▶ _Work to complete_
Every entry needs to be reproduced exactly.

▶ _Records for this exercise_

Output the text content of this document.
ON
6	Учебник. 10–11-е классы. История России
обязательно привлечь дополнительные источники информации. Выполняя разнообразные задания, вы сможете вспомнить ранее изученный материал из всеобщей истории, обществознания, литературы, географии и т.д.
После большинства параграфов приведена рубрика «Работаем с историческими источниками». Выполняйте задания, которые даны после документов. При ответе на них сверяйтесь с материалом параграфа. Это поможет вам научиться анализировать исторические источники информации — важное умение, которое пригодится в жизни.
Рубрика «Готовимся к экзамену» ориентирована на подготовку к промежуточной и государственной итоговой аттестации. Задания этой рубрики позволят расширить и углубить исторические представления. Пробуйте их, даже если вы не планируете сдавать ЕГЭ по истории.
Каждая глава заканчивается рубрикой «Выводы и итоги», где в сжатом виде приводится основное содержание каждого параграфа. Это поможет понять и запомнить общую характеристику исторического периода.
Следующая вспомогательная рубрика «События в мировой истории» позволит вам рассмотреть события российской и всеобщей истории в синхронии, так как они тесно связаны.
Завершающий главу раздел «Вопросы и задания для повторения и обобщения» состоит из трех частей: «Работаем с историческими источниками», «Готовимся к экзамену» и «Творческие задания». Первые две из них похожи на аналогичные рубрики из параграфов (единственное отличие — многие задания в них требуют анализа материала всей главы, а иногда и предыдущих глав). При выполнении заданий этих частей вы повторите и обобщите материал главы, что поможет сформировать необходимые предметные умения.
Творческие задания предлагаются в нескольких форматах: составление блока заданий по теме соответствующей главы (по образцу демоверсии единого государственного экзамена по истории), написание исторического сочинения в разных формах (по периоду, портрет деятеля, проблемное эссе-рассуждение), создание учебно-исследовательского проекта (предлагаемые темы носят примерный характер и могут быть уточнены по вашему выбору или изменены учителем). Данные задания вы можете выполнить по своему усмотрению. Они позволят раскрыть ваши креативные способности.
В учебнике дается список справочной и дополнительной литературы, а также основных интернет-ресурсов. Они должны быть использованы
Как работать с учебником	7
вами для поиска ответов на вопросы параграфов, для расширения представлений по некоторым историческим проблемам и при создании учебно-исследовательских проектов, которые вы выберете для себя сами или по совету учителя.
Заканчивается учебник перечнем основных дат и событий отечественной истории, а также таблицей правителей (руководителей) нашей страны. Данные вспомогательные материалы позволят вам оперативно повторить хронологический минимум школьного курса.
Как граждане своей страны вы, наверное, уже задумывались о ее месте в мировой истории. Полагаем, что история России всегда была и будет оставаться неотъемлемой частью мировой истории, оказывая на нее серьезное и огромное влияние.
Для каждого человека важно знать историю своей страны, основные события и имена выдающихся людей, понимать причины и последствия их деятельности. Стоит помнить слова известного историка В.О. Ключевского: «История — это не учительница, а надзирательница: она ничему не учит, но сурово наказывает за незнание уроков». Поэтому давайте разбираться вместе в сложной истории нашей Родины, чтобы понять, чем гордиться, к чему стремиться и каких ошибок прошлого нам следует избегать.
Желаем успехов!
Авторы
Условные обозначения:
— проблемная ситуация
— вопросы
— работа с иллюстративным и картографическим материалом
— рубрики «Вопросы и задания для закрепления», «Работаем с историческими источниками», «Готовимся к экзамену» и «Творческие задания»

▶ _Correct answer_
Output the text content of this document.
ON
6	Учебник. 10–11-е классы. История России
обязательно привлечь дополнительные источники информации. Выполняя разнообразные задания, вы сможете вспомнить ранее изученный материал из всеобщей истории, обществознания, литературы, географии и т.д.
После большинства параграфов приведена рубрика «Работаем с историческими источниками». Выполняйте задания, которые даны после документов. При ответе на них сверяйтесь с материалом параграфа. Это поможет вам научиться анализировать исторические источники информации — важное умение, которое пригодится в жизни.
Рубрика «Готовимся к экзамену» ориентирована на подготовку к промежуточной и государственной итоговой аттестации. Задания этой рубрики позволят расширить и углубить исторические представления. Пробуйте их, даже если вы не планируете сдавать ЕГЭ по истории.
Каждая глава заканчивается рубрикой «Выводы и итоги», где в сжатом виде приводится основное содержание каждого параграфа. Это поможет понять и запомнить общую характеристику исторического периода.
Следующая вспомогательная рубрика «События в мировой истории» позволит вам рассмотреть события российской и всеобщей истории в синхронии, так как они тесно связаны.
Завершающий главу раздел «Вопросы и задания для повторения и обобщения» состоит из трех частей: «Работаем с историческими источниками», «Готовимся к экзамену» и «Творческие задания». Первые две из них похожи на аналогичные рубрики из параграфов (единственное отличие — многие задания в них требуют анализа материала всей главы, а иногда и предыдущих глав). При выполнении заданий этих частей вы повторите и обобщите материал главы, что поможет сформировать необходимые предметные умения.
Творческие задания предлагаются в нескольких форматах: составление блока заданий по теме соответствующей главы (по образцу демоверсии единого государственного экзамена по истории), написание исторического сочинения в разных формах (по периоду, портрет деятеля, проблемное эссе-рассуждение), создание учебно-исследовательского проекта (предлагаемые темы носят примерный характер и могут быть уточнены по вашему выбору или изменены учителем). Данные задания вы можете выполнить по своему усмотрению. Они позволят раскрыть ваши креативные способности.
В учебнике дается список справочной и дополнительной литературы, а также основных интернет-ресурсов. Они должны быть использованы
Как работать с учебником	7
вами для поиска ответов на вопросы параграфов, для расширения представлений по некоторым историческим проблемам и при создании учебно-исследовательских проектов, которые вы выберете для себя сами или по совету учителя.
Заканчивается учебник перечнем основных дат и событий отечественной истории, а также таблицей правителей (руководителей) нашей страны. Данные вспомогательные материалы позволят вам оперативно повторить хронологический минимум школьного курса.
Как граждане своей страны вы, наверное, уже задумывались о ее месте в мировой истории. Полагаем, что история России всегда была и будет оставаться неотъемлемой частью мировой истории, оказывая на нее серьезное и огромное влияние.
Для каждого человека важно знать историю своей страны, основные события и имена выдающихся людей, понимать причины и последствия их деятельности. Стоит помнить слова известного историка В.О. Ключевского: «История — это не учительница, а надзирательница: она ничему не учит, но сурово наказывает за незнание уроков». Поэтому давайте разбираться вместе в сложной истории нашей Родины, чтобы понять, чем гордиться, к чему стремиться и каких ошибок прошлого нам следует избегать.
Желаем успехов!
Авторы
Условные обозначения:
— проблемная ситуация
— вопросы
— работа с иллюстративным и картографическим материалом
— рубрики «Вопросы и задания для закрепления», «Работаем с историческими источниками», «Готовимся к экзамену» и «Творческие задания»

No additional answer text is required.